● **Stated task**: In the material below, find each line holding the string "stampelle" and copy it.

● **Data entries**:

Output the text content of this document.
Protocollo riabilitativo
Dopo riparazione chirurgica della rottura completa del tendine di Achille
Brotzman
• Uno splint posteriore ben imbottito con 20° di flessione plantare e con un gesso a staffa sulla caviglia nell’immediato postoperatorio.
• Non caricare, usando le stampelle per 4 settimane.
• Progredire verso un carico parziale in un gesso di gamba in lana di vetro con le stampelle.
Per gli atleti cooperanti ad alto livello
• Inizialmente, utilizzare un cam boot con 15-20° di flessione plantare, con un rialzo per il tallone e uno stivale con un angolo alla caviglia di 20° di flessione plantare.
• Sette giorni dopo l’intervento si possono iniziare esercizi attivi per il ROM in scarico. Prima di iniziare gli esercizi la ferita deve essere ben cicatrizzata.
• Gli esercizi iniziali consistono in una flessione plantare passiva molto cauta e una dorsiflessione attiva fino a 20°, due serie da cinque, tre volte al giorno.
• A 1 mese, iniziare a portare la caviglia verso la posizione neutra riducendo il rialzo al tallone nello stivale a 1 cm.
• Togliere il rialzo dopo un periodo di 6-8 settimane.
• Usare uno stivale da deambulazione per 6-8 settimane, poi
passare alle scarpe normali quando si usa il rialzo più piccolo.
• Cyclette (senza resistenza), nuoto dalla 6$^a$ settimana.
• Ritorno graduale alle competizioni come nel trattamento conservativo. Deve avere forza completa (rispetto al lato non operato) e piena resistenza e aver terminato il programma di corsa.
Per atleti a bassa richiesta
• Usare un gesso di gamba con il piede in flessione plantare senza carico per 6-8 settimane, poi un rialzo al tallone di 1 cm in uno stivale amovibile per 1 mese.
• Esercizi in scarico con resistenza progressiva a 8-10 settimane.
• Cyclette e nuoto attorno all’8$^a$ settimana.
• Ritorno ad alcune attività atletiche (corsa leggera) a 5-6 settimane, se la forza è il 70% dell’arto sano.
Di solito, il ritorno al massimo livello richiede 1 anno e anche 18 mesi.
--
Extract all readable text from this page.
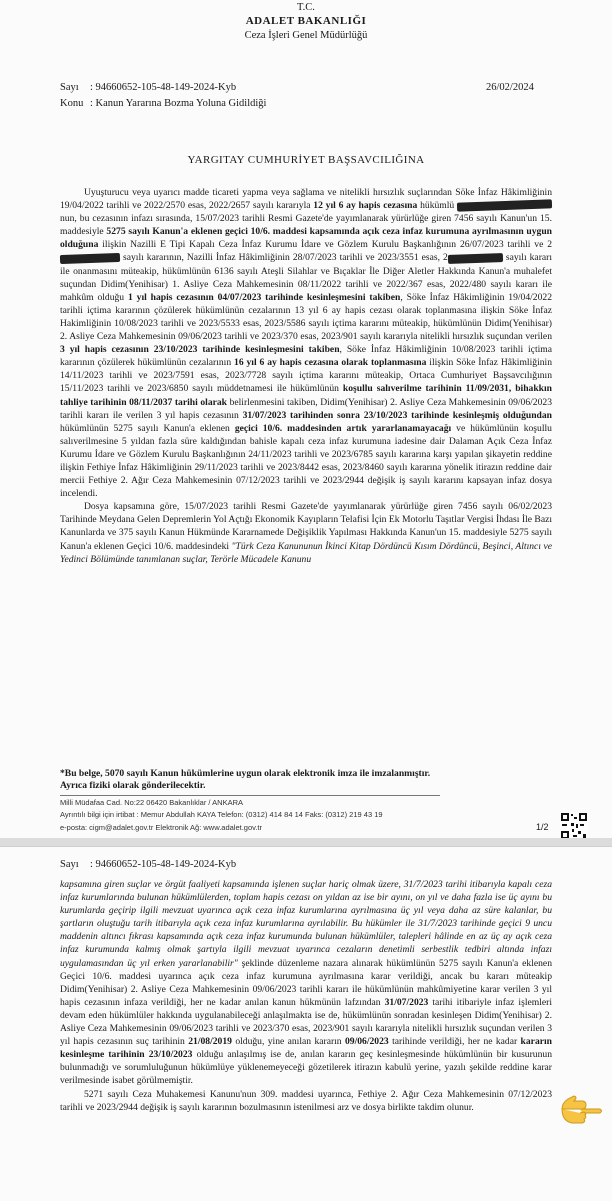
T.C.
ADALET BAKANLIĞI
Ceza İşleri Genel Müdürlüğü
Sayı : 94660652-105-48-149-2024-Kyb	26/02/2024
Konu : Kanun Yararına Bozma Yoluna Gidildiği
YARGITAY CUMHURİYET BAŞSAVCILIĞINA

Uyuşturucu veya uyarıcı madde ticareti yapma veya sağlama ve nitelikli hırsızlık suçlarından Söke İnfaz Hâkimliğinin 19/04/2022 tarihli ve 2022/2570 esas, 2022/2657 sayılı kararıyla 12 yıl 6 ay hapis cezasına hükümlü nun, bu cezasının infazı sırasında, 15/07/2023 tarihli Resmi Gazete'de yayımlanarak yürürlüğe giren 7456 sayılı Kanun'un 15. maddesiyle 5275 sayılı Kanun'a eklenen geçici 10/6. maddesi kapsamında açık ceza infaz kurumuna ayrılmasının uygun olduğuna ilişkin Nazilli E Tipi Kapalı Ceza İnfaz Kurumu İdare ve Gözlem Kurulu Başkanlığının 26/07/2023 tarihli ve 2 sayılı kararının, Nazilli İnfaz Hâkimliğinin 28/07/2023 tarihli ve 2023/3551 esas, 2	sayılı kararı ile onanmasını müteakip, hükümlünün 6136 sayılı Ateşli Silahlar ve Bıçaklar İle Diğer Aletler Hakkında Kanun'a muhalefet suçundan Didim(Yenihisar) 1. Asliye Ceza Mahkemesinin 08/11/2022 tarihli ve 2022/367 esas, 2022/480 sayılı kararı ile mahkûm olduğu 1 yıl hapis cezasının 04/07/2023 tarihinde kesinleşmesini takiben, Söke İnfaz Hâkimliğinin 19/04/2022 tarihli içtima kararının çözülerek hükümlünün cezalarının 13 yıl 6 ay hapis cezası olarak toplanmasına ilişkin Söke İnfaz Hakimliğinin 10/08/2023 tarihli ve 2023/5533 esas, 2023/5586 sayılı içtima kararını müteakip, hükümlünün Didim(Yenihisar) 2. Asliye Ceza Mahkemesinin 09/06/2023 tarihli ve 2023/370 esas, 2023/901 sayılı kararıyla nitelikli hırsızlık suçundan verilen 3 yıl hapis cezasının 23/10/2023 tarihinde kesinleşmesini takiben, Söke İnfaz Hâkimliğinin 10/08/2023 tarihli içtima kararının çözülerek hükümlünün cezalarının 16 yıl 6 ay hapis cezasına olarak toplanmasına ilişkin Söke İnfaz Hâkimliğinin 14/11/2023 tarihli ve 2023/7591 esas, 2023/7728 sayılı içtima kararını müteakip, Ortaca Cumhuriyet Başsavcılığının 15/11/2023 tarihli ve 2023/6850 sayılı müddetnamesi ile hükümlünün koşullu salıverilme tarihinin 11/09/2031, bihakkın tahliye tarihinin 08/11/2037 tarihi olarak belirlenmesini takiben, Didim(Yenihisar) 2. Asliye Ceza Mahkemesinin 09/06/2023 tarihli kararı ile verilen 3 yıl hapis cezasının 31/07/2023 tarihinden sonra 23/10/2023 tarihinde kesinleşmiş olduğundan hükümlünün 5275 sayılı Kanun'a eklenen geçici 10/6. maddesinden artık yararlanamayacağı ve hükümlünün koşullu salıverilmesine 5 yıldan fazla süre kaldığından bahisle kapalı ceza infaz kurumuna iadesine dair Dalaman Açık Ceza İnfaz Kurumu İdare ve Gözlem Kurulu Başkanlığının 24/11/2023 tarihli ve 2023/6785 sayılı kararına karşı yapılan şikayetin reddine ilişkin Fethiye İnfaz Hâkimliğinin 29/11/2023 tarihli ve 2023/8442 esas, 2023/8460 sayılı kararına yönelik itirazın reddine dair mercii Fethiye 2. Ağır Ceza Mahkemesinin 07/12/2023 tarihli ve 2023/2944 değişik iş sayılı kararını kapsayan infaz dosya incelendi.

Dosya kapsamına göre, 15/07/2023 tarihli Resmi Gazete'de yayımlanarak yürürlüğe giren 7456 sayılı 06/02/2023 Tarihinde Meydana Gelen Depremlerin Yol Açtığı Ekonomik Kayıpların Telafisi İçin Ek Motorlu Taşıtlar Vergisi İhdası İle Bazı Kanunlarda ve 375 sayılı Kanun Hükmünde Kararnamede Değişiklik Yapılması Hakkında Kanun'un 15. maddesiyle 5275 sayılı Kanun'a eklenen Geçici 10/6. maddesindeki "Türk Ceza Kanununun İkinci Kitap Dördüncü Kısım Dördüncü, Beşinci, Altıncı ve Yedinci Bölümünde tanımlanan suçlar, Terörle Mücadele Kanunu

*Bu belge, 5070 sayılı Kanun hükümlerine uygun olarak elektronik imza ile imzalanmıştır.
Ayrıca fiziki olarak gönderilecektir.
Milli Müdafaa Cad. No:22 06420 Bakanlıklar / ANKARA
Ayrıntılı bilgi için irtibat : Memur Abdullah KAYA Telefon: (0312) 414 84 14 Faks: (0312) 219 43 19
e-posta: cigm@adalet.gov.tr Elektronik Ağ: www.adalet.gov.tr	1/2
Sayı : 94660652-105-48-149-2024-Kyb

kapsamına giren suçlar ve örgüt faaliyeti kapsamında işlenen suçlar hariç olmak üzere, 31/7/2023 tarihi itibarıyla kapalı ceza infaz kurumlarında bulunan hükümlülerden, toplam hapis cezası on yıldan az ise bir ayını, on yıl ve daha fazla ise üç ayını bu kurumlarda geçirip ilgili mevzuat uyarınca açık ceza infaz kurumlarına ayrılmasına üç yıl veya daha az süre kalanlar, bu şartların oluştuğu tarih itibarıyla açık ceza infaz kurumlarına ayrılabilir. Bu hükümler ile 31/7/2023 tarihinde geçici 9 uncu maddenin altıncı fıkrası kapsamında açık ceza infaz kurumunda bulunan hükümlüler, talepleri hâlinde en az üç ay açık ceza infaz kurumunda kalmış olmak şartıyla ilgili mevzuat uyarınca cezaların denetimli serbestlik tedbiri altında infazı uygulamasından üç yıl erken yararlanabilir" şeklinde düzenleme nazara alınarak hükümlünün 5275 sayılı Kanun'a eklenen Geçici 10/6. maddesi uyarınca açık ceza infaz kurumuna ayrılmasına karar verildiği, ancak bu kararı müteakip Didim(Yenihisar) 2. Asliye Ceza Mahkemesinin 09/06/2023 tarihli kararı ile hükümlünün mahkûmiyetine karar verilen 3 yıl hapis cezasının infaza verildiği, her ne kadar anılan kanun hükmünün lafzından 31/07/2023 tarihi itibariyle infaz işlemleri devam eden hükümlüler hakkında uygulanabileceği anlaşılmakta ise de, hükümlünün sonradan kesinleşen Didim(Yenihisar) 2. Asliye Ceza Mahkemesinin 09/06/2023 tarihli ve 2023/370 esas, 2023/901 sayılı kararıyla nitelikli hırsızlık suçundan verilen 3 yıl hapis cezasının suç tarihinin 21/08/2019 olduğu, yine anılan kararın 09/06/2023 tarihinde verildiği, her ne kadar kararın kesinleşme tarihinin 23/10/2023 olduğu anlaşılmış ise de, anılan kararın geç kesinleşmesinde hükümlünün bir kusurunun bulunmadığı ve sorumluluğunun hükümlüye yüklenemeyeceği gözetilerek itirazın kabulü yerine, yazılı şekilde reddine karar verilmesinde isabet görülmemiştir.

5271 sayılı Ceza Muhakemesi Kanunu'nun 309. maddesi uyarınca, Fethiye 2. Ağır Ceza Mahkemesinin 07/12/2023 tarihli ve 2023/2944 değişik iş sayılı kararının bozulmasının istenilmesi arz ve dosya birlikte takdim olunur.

● **Finished task**:
• Non caricare, usando le stampelle per 4 settimane.
• Progredire verso un carico parziale in un gesso di gamba in lana di vetro con le stampelle.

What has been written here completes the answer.